=== Data supplied ===

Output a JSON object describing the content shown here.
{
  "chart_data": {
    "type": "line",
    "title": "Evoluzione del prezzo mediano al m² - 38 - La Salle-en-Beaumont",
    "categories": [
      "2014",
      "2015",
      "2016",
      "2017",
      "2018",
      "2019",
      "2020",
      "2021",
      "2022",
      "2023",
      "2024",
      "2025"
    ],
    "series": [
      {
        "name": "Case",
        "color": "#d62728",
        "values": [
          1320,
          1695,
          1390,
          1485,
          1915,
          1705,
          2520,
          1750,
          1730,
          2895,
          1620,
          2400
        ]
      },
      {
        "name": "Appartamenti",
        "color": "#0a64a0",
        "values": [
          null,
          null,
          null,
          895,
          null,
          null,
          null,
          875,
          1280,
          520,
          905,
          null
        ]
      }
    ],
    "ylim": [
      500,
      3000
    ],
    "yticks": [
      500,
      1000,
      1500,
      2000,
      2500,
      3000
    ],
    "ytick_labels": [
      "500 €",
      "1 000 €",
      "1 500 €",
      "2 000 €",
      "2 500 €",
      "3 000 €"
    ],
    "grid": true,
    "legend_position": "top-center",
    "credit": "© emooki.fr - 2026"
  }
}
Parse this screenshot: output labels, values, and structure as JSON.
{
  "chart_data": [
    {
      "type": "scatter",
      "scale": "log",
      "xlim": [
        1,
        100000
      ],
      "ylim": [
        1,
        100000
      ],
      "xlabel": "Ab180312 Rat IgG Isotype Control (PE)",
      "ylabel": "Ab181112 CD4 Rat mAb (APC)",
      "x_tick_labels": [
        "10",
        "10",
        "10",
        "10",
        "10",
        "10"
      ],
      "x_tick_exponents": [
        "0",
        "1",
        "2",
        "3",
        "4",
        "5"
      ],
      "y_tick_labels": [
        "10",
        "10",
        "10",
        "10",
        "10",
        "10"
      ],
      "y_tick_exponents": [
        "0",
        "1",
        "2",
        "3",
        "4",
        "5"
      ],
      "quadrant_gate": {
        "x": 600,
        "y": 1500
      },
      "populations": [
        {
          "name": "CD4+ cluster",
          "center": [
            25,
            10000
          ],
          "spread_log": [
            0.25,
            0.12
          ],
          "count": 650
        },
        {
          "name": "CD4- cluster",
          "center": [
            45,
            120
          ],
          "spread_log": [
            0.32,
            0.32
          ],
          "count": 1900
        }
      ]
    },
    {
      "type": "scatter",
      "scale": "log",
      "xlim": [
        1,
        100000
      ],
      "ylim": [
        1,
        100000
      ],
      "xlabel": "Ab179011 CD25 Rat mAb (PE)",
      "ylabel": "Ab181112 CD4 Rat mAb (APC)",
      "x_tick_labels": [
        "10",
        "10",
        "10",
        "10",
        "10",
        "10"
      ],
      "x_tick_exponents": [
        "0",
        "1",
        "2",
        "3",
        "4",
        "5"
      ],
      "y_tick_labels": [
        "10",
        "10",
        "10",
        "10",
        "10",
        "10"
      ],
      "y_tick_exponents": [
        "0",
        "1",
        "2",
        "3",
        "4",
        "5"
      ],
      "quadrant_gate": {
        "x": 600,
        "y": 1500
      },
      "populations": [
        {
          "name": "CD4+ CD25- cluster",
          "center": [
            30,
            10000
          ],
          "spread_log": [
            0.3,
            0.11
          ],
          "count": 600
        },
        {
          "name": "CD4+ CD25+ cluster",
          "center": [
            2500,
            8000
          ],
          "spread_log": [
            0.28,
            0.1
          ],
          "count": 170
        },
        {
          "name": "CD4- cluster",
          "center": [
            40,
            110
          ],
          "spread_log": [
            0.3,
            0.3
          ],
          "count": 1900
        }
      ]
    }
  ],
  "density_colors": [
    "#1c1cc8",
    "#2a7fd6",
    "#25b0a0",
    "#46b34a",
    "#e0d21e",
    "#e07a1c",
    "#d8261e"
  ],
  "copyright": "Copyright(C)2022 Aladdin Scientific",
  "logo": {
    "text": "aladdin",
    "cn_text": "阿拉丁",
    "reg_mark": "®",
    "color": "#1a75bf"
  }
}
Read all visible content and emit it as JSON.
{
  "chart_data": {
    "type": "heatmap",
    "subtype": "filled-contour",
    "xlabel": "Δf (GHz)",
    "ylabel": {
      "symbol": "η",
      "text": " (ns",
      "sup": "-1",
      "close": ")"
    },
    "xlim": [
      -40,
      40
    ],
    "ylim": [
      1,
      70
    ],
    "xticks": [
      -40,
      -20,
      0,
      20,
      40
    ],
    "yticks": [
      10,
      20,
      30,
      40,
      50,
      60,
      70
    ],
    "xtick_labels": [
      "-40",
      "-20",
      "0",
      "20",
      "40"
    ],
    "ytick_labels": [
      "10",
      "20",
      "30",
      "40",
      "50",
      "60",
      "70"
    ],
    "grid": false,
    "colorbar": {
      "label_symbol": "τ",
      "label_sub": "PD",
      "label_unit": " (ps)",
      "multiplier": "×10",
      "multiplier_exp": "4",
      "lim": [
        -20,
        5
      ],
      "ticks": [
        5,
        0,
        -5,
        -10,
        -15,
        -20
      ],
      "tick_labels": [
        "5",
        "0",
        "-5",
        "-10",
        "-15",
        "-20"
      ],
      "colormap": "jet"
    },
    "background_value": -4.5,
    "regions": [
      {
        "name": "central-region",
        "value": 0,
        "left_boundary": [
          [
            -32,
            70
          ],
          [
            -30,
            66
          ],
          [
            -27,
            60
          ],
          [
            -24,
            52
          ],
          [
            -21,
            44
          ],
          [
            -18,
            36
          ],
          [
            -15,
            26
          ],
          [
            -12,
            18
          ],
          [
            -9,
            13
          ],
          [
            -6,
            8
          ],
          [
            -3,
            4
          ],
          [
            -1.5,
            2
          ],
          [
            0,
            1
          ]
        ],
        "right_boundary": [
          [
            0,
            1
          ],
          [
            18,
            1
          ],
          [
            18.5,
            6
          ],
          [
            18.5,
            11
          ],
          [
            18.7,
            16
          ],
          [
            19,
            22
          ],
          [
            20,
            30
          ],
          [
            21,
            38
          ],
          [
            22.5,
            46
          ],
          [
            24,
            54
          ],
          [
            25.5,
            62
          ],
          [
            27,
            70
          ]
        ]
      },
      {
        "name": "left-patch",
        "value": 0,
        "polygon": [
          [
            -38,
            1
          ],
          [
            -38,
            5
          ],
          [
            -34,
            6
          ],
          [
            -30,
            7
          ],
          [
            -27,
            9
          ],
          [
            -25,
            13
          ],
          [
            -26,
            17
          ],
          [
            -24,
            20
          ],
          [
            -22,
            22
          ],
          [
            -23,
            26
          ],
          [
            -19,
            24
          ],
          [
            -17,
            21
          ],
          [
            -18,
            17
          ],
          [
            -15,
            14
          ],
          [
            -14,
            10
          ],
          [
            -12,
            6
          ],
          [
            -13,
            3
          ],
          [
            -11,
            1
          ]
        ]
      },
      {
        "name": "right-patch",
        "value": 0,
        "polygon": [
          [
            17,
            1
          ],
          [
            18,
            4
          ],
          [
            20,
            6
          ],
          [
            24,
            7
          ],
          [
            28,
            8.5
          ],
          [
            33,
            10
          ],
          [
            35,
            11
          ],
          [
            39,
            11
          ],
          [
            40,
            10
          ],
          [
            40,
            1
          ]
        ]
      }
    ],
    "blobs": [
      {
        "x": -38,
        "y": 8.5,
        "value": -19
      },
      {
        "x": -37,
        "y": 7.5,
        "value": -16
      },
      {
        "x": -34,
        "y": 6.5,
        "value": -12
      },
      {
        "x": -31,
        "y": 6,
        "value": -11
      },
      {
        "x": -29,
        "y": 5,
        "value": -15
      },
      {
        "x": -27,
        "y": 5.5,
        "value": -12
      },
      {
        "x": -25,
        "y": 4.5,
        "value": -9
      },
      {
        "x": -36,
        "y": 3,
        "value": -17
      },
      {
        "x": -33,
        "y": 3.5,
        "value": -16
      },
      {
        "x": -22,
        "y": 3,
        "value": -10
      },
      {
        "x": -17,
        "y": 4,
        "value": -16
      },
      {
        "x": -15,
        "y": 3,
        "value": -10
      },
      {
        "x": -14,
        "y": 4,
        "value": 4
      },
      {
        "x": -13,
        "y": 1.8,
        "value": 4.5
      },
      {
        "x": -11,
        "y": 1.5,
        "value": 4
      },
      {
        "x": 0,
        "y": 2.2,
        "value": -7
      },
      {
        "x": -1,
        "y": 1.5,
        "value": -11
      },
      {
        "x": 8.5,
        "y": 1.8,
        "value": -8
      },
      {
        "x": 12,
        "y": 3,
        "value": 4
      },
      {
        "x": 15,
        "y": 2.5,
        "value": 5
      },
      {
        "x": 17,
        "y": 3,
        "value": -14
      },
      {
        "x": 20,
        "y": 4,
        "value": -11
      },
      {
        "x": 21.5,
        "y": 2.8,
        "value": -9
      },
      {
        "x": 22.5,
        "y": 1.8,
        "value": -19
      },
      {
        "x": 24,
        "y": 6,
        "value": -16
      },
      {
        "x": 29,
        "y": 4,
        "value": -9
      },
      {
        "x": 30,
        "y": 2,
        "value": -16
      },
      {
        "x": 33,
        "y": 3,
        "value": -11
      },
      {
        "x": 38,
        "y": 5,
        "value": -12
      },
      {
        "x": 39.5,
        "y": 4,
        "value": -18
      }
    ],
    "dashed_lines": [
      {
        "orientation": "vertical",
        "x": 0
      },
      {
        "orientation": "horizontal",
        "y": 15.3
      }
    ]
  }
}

===

- [What the task asks] List each line of the entries that holds the string "name".

- [Answer in full]
        "name": "Case",
        "name": "Appartamenti",
          "name": "CD4+ cluster",
          "name": "CD4- cluster",
          "name": "CD4+ CD25- cluster",
          "name": "CD4+ CD25+ cluster",
          "name": "CD4- cluster",
        "name": "central-region",
        "name": "left-patch",
        "name": "right-patch",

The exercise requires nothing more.